» **Stated goal**: Give the entries back exactly, dropping each image.

» **Recorded data**:
— Begin —

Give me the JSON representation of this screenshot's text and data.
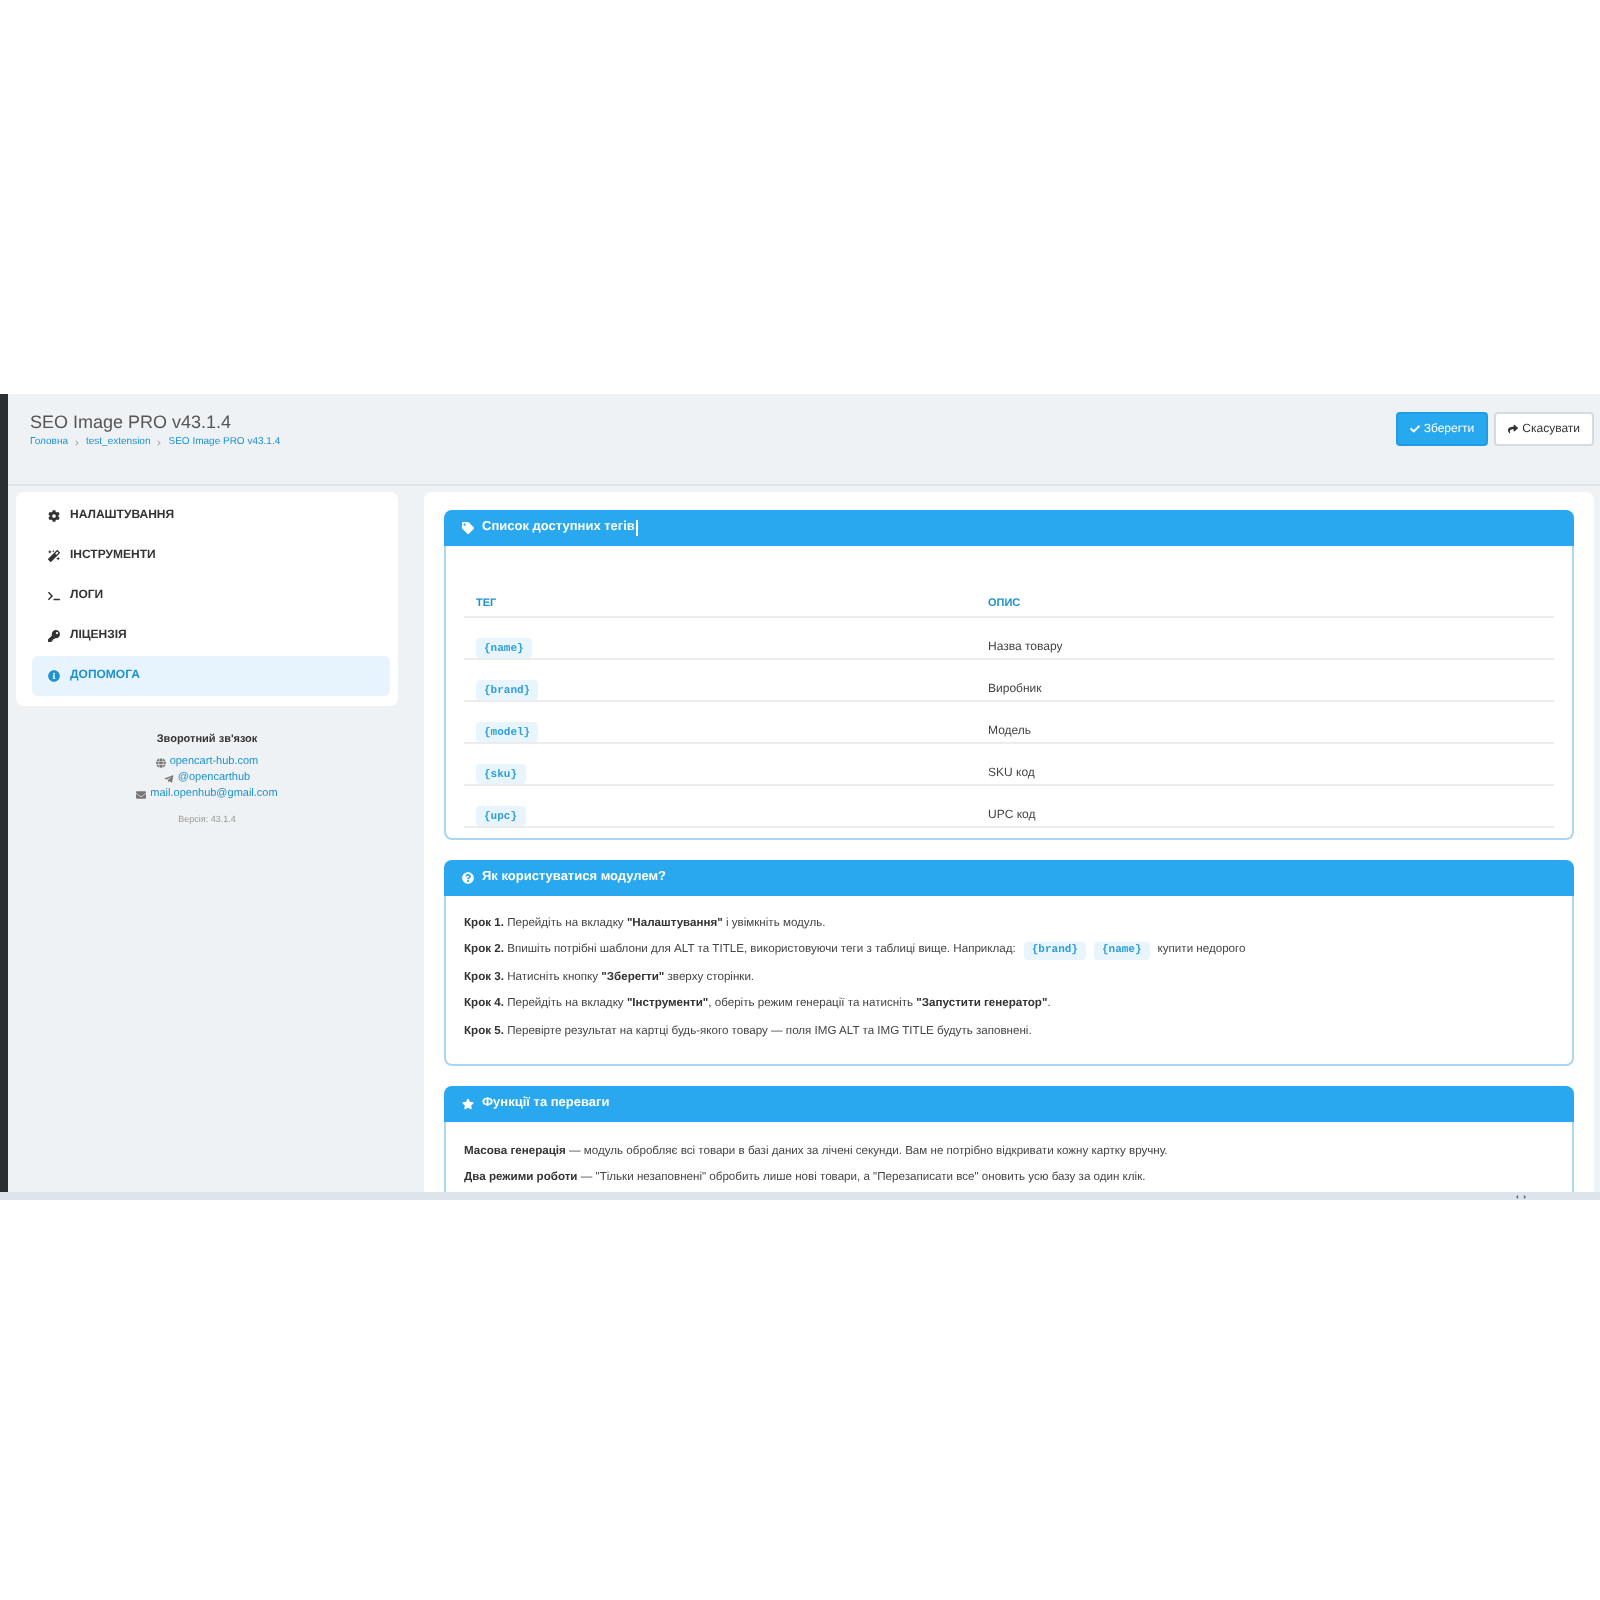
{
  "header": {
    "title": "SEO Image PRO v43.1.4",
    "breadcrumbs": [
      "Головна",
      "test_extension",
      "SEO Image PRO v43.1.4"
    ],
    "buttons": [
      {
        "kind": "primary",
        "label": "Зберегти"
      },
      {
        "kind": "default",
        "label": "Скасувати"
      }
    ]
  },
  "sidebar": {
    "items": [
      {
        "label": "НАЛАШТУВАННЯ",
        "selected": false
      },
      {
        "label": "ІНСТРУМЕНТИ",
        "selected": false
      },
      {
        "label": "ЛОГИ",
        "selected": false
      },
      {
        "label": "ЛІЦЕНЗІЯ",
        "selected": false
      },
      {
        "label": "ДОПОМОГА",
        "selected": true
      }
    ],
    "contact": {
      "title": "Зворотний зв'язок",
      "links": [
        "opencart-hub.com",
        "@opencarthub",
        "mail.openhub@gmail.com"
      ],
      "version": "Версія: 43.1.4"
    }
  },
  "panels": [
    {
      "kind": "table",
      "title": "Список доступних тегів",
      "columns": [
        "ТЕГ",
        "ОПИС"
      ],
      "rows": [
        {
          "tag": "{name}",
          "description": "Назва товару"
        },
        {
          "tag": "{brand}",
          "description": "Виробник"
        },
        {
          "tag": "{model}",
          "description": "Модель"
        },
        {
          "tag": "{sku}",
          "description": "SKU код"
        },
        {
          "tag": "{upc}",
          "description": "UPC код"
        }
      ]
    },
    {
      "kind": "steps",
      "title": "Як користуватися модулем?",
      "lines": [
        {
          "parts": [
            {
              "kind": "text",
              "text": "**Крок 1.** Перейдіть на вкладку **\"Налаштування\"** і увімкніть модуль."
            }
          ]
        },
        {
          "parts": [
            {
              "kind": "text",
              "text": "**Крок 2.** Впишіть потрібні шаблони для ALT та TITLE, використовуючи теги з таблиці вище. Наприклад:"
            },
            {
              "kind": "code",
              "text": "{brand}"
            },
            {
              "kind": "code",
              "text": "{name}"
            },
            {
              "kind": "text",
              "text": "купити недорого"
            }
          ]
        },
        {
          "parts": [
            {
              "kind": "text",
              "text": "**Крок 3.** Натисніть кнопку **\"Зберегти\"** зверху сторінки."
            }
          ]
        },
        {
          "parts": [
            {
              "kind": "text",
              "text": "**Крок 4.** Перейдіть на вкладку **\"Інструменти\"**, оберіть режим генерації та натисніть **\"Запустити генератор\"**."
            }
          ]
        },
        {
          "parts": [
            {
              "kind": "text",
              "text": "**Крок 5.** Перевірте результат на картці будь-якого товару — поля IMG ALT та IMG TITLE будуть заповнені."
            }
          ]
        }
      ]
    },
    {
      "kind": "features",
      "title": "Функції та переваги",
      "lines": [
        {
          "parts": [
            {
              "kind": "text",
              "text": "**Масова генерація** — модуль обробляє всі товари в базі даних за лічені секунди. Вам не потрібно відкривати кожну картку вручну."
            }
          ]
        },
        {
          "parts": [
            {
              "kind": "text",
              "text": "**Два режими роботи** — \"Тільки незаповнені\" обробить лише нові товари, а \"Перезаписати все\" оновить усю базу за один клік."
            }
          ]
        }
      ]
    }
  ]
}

— End —

» **Complete response**:
Give me the JSON representation of this screenshot's text and data.
{
  "header": {
    "title": "SEO Image PRO v43.1.4",
    "breadcrumbs": [
      "Головна",
      "test_extension",
      "SEO Image PRO v43.1.4"
    ],
    "buttons": [
      {
        "kind": "primary",
        "label": "Зберегти"
      },
      {
        "kind": "default",
        "label": "Скасувати"
      }
    ]
  },
  "sidebar": {
    "items": [
      {
        "label": "НАЛАШТУВАННЯ",
        "selected": false
      },
      {
        "label": "ІНСТРУМЕНТИ",
        "selected": false
      },
      {
        "label": "ЛОГИ",
        "selected": false
      },
      {
        "label": "ЛІЦЕНЗІЯ",
        "selected": false
      },
      {
        "label": "ДОПОМОГА",
        "selected": true
      }
    ],
    "contact": {
      "title": "Зворотний зв'язок",
      "links": [
        "opencart-hub.com",
        "@opencarthub",
        "mail.openhub@gmail.com"
      ],
      "version": "Версія: 43.1.4"
    }
  },
  "panels": [
    {
      "kind": "table",
      "title": "Список доступних тегів",
      "columns": [
        "ТЕГ",
        "ОПИС"
      ],
      "rows": [
        {
          "tag": "{name}",
          "description": "Назва товару"
        },
        {
          "tag": "{brand}",
          "description": "Виробник"
        },
        {
          "tag": "{model}",
          "description": "Модель"
        },
        {
          "tag": "{sku}",
          "description": "SKU код"
        },
        {
          "tag": "{upc}",
          "description": "UPC код"
        }
      ]
    },
    {
      "kind": "steps",
      "title": "Як користуватися модулем?",
      "lines": [
        {
          "parts": [
            {
              "kind": "text",
              "text": "**Крок 1.** Перейдіть на вкладку **\"Налаштування\"** і увімкніть модуль."
            }
          ]
        },
        {
          "parts": [
            {
              "kind": "text",
              "text": "**Крок 2.** Впишіть потрібні шаблони для ALT та TITLE, використовуючи теги з таблиці вище. Наприклад:"
            },
            {
              "kind": "code",
              "text": "{brand}"
            },
            {
              "kind": "code",
              "text": "{name}"
            },
            {
              "kind": "text",
              "text": "купити недорого"
            }
          ]
        },
        {
          "parts": [
            {
              "kind": "text",
              "text": "**Крок 3.** Натисніть кнопку **\"Зберегти\"** зверху сторінки."
            }
          ]
        },
        {
          "parts": [
            {
              "kind": "text",
              "text": "**Крок 4.** Перейдіть на вкладку **\"Інструменти\"**, оберіть режим генерації та натисніть **\"Запустити генератор\"**."
            }
          ]
        },
        {
          "parts": [
            {
              "kind": "text",
              "text": "**Крок 5.** Перевірте результат на картці будь-якого товару — поля IMG ALT та IMG TITLE будуть заповнені."
            }
          ]
        }
      ]
    },
    {
      "kind": "features",
      "title": "Функції та переваги",
      "lines": [
        {
          "parts": [
            {
              "kind": "text",
              "text": "**Масова генерація** — модуль обробляє всі товари в базі даних за лічені секунди. Вам не потрібно відкривати кожну картку вручну."
            }
          ]
        },
        {
          "parts": [
            {
              "kind": "text",
              "text": "**Два режими роботи** — \"Тільки незаповнені\" обробить лише нові товари, а \"Перезаписати все\" оновить усю базу за один клік."
            }
          ]
        }
      ]
    }
  ]
}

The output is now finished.